(Item position data)
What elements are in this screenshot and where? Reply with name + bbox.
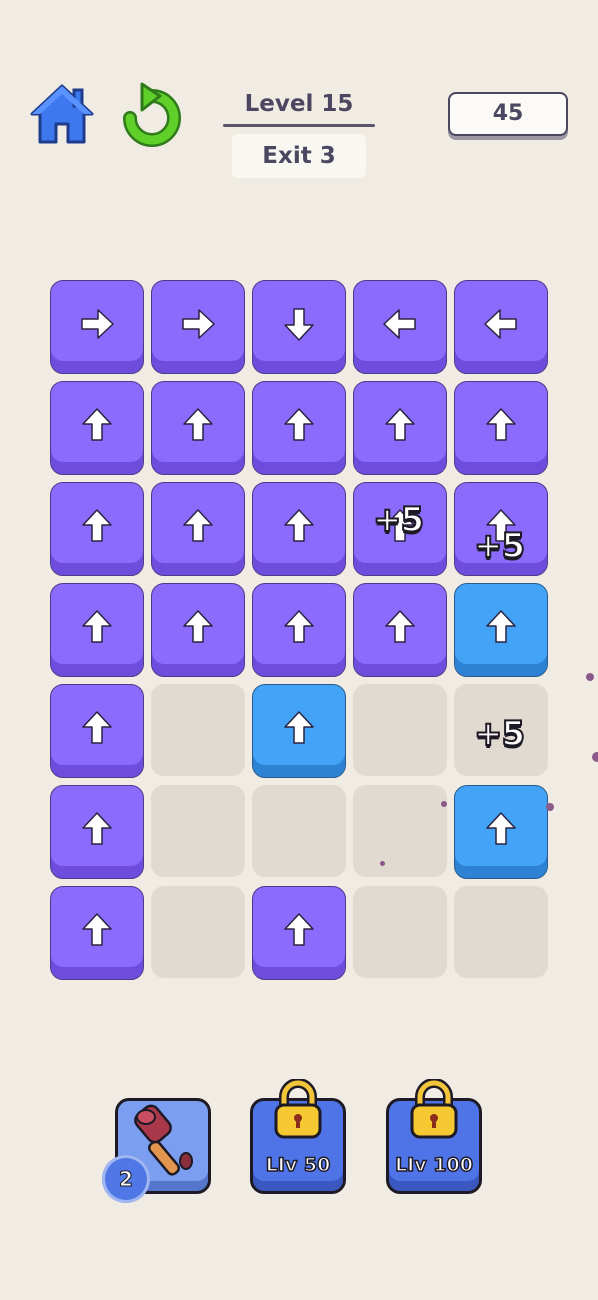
particle <box>546 803 554 811</box>
locked-booster-level-100[interactable]: LIv 100 <box>386 1079 482 1194</box>
home-icon <box>30 84 94 144</box>
arrow-tile-up[interactable] <box>151 381 245 475</box>
bonus-plus-five-popup: +5 <box>473 713 526 755</box>
arrow-tile-up[interactable] <box>50 482 144 576</box>
empty-cell <box>151 886 245 978</box>
particle <box>592 752 598 762</box>
bonus-plus-five-popup: +5 <box>372 499 425 541</box>
arrow-up-icon <box>284 610 314 643</box>
arrow-tile-up[interactable] <box>454 583 548 677</box>
arrow-tile-up[interactable] <box>151 583 245 677</box>
empty-cell <box>454 886 548 978</box>
lock-icon <box>410 1079 458 1139</box>
empty-cell <box>353 684 447 776</box>
arrow-up-icon <box>385 610 415 643</box>
arrow-down-icon <box>284 308 314 341</box>
arrow-up-icon <box>82 913 112 946</box>
arrow-tile-up[interactable] <box>252 482 346 576</box>
particle <box>586 673 594 681</box>
moves-counter: 45 <box>448 92 568 136</box>
arrow-tile-up[interactable] <box>454 785 548 879</box>
arrow-tile-down[interactable] <box>252 280 346 374</box>
arrow-tile-up[interactable] <box>252 886 346 980</box>
level-label: Level 15 <box>244 91 354 117</box>
arrow-tile-up[interactable] <box>50 381 144 475</box>
arrow-up-icon <box>486 812 516 845</box>
lock-icon <box>274 1079 322 1139</box>
home-button[interactable] <box>28 82 96 148</box>
arrow-up-icon <box>284 913 314 946</box>
empty-cell <box>151 785 245 877</box>
level-divider <box>223 124 375 127</box>
arrow-up-icon <box>82 509 112 542</box>
arrow-tile-up[interactable] <box>353 583 447 677</box>
arrow-up-icon <box>82 711 112 744</box>
exit-label: Exit 3 <box>232 134 366 178</box>
arrow-tile-up[interactable] <box>454 381 548 475</box>
arrow-tile-left[interactable] <box>454 280 548 374</box>
bonus-plus-five-popup: +5 <box>473 525 526 567</box>
arrow-tile-right[interactable] <box>151 280 245 374</box>
arrow-tile-up[interactable] <box>50 684 144 778</box>
particle <box>441 801 447 807</box>
level-header: Level 15 <box>222 88 376 127</box>
arrow-tile-left[interactable] <box>353 280 447 374</box>
arrow-tile-up[interactable] <box>50 785 144 879</box>
arrow-tile-up[interactable] <box>353 381 447 475</box>
empty-cell <box>353 886 447 978</box>
arrow-tile-right[interactable] <box>50 280 144 374</box>
arrow-tile-up[interactable] <box>50 886 144 980</box>
hammer-count-badge: 2 <box>102 1155 150 1203</box>
arrow-up-icon <box>486 408 516 441</box>
restart-icon <box>123 82 181 147</box>
arrow-up-icon <box>183 408 213 441</box>
arrow-tile-up[interactable] <box>50 583 144 677</box>
arrow-right-icon <box>81 309 114 339</box>
particle <box>380 861 385 866</box>
arrow-up-icon <box>385 408 415 441</box>
arrow-tile-up[interactable] <box>252 684 346 778</box>
arrow-up-icon <box>486 610 516 643</box>
arrow-up-icon <box>82 812 112 845</box>
locked-booster-level-50[interactable]: LIv 50 <box>250 1079 346 1194</box>
arrow-up-icon <box>284 408 314 441</box>
lock-level-label: LIv 100 <box>394 1153 473 1177</box>
arrow-tile-up[interactable] <box>252 381 346 475</box>
arrow-right-icon <box>182 309 215 339</box>
arrow-tile-up[interactable] <box>252 583 346 677</box>
restart-button[interactable] <box>120 82 184 148</box>
arrow-left-icon <box>484 309 517 339</box>
arrow-up-icon <box>82 408 112 441</box>
hammer-booster-button[interactable]: 2 <box>102 1098 211 1203</box>
arrow-up-icon <box>284 509 314 542</box>
arrow-up-icon <box>183 509 213 542</box>
arrow-up-icon <box>284 711 314 744</box>
arrow-up-icon <box>183 610 213 643</box>
empty-cell <box>353 785 447 877</box>
lock-level-label: LIv 50 <box>265 1153 331 1177</box>
arrow-tile-up[interactable] <box>151 482 245 576</box>
empty-cell <box>151 684 245 776</box>
arrow-up-icon <box>82 610 112 643</box>
arrow-left-icon <box>383 309 416 339</box>
game-board: +5 +5 +5 <box>50 280 550 982</box>
empty-cell <box>252 785 346 877</box>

(Task brief):
Reproduce all of the data above verbatim, line by line, leaving out the picture.

(Solution):
What elements are in this screenshot and where? Reply with name + bbox.
particle <box>546 803 554 811</box>
locked-booster-level-100[interactable]: LIv 100 <box>386 1079 482 1194</box>
home-icon <box>30 84 94 144</box>
arrow-tile-up[interactable] <box>151 381 245 475</box>
bonus-plus-five-popup: +5 <box>473 713 526 755</box>
arrow-tile-up[interactable] <box>50 482 144 576</box>
empty-cell <box>151 886 245 978</box>
particle <box>592 752 598 762</box>
bonus-plus-five-popup: +5 <box>372 499 425 541</box>
arrow-up-icon <box>284 610 314 643</box>
arrow-tile-up[interactable] <box>454 583 548 677</box>
arrow-tile-up[interactable] <box>151 583 245 677</box>
empty-cell <box>454 886 548 978</box>
lock-icon <box>410 1079 458 1139</box>
empty-cell <box>353 684 447 776</box>
arrow-up-icon <box>385 610 415 643</box>
arrow-down-icon <box>284 308 314 341</box>
arrow-up-icon <box>82 913 112 946</box>
arrow-tile-up[interactable] <box>252 482 346 576</box>
particle <box>586 673 594 681</box>
moves-counter: 45 <box>448 92 568 136</box>
arrow-tile-up[interactable] <box>454 785 548 879</box>
arrow-tile-down[interactable] <box>252 280 346 374</box>
arrow-tile-up[interactable] <box>252 886 346 980</box>
level-label: Level 15 <box>244 91 354 117</box>
arrow-tile-up[interactable] <box>50 381 144 475</box>
arrow-up-icon <box>486 812 516 845</box>
lock-icon <box>274 1079 322 1139</box>
home-button[interactable] <box>28 82 96 148</box>
arrow-up-icon <box>284 913 314 946</box>
empty-cell <box>151 785 245 877</box>
level-divider <box>223 124 375 127</box>
arrow-up-icon <box>82 509 112 542</box>
arrow-tile-up[interactable] <box>353 583 447 677</box>
arrow-up-icon <box>82 711 112 744</box>
exit-label: Exit 3 <box>232 134 366 178</box>
arrow-tile-up[interactable] <box>454 381 548 475</box>
arrow-tile-left[interactable] <box>454 280 548 374</box>
bonus-plus-five-popup: +5 <box>473 525 526 567</box>
arrow-tile-right[interactable] <box>151 280 245 374</box>
arrow-tile-up[interactable] <box>50 684 144 778</box>
particle <box>441 801 447 807</box>
level-header: Level 15 <box>222 88 376 127</box>
arrow-tile-left[interactable] <box>353 280 447 374</box>
arrow-tile-up[interactable] <box>50 785 144 879</box>
arrow-tile-up[interactable] <box>353 381 447 475</box>
empty-cell <box>353 886 447 978</box>
arrow-tile-right[interactable] <box>50 280 144 374</box>
arrow-tile-up[interactable] <box>50 886 144 980</box>
hammer-count-badge: 2 <box>102 1155 150 1203</box>
arrow-up-icon <box>486 408 516 441</box>
restart-icon <box>123 82 181 147</box>
arrow-up-icon <box>183 408 213 441</box>
arrow-tile-up[interactable] <box>50 583 144 677</box>
arrow-right-icon <box>81 309 114 339</box>
particle <box>380 861 385 866</box>
arrow-up-icon <box>385 408 415 441</box>
arrow-tile-up[interactable] <box>252 684 346 778</box>
arrow-up-icon <box>486 610 516 643</box>
arrow-up-icon <box>82 812 112 845</box>
locked-booster-level-50[interactable]: LIv 50 <box>250 1079 346 1194</box>
arrow-up-icon <box>284 408 314 441</box>
lock-level-label: LIv 100 <box>394 1153 473 1177</box>
arrow-tile-up[interactable] <box>252 381 346 475</box>
arrow-right-icon <box>182 309 215 339</box>
arrow-tile-up[interactable] <box>252 583 346 677</box>
restart-button[interactable] <box>120 82 184 148</box>
arrow-left-icon <box>484 309 517 339</box>
arrow-up-icon <box>82 408 112 441</box>
hammer-booster-button[interactable]: 2 <box>102 1098 211 1203</box>
arrow-up-icon <box>284 509 314 542</box>
arrow-up-icon <box>183 509 213 542</box>
arrow-up-icon <box>284 711 314 744</box>
arrow-up-icon <box>183 610 213 643</box>
empty-cell <box>353 785 447 877</box>
lock-level-label: LIv 50 <box>265 1153 331 1177</box>
arrow-tile-up[interactable] <box>151 482 245 576</box>
empty-cell <box>151 684 245 776</box>
arrow-up-icon <box>82 610 112 643</box>
arrow-left-icon <box>383 309 416 339</box>
game-board: +5 +5 +5 <box>50 280 550 982</box>
empty-cell <box>252 785 346 877</box>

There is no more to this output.